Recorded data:
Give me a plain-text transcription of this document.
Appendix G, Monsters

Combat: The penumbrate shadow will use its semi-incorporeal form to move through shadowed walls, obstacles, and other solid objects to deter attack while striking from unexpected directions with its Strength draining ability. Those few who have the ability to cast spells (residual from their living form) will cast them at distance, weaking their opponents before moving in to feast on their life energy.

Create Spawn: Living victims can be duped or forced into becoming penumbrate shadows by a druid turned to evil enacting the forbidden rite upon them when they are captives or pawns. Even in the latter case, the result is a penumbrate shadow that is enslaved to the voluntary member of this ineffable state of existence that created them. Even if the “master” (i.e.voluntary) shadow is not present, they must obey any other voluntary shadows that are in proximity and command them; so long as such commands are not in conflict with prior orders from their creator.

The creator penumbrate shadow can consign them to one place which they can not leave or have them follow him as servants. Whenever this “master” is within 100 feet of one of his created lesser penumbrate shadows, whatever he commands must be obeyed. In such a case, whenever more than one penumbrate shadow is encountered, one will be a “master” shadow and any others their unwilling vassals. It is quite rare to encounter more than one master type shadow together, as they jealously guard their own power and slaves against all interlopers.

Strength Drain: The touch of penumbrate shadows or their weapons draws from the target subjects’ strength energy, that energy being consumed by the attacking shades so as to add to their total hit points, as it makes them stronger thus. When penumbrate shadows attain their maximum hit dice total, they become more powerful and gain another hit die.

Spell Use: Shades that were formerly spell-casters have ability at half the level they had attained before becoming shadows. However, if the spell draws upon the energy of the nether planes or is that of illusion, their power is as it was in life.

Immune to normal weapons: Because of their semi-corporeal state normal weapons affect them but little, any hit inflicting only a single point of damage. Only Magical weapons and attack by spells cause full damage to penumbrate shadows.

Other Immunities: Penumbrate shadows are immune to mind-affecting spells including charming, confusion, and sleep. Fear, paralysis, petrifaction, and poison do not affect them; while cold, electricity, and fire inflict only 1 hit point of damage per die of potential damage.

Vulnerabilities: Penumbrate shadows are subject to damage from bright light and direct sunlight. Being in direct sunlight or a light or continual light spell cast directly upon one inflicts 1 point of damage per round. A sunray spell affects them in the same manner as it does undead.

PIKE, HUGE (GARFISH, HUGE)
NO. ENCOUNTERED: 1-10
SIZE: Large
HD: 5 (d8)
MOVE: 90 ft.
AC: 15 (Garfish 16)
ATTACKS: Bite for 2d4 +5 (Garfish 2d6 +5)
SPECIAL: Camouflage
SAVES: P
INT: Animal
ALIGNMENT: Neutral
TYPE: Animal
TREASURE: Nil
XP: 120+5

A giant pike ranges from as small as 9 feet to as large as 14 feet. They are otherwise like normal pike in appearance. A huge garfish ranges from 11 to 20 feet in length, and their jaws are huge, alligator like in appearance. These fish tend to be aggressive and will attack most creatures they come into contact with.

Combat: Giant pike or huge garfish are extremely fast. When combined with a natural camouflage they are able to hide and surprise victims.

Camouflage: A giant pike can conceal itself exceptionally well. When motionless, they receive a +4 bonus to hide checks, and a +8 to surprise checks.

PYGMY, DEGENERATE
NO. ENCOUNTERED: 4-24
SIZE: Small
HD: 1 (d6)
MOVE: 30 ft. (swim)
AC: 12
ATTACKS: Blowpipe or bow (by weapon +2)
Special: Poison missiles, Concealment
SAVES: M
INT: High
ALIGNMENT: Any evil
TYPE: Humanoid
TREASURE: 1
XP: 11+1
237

[EXERCISE REQUIREMENTS] Copy out every line of the data that includes the word "hide".

[WORKED ANSWER]
Combat: Giant pike or huge garfish are extremely fast. When combined with a natural camouflage they are able to hide and surprise victims.
Camouflage: A giant pike can conceal itself exceptionally well. When motionless, they receive a +4 bonus to hide checks, and a +8 to surprise checks.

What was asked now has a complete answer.